--- Material provided ---

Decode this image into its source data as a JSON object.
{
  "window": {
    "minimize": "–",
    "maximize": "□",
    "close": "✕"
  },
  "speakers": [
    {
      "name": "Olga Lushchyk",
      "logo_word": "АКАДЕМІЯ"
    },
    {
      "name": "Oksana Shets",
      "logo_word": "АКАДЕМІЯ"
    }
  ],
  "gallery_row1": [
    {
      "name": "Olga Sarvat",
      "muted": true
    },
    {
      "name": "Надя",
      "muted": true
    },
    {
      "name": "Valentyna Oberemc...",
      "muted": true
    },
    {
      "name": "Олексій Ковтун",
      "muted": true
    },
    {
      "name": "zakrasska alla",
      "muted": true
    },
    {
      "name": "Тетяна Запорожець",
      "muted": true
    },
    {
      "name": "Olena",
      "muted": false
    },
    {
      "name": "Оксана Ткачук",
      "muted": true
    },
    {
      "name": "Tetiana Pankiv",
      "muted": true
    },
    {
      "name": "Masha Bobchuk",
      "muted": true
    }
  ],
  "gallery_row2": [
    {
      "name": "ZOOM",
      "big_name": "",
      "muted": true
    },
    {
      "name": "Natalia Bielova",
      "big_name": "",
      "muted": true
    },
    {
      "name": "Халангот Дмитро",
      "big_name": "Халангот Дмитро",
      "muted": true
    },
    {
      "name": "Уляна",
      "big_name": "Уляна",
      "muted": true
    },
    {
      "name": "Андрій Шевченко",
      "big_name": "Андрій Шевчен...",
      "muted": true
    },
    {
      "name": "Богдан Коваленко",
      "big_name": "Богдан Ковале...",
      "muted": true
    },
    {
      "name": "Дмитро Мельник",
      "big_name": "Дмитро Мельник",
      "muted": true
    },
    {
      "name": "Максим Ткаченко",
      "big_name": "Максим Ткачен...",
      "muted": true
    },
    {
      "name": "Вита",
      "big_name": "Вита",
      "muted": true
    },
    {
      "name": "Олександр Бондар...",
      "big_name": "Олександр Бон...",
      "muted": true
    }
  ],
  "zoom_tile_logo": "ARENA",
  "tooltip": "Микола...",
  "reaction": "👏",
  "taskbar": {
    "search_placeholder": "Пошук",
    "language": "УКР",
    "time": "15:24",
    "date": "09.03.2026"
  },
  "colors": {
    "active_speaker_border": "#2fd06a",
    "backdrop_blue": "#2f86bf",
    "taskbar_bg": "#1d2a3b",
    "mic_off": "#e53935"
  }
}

--- Problem description ---
Among the lines of the data above, determine how many contain the word "Olga". Report the number alone.

--- Correct response ---
2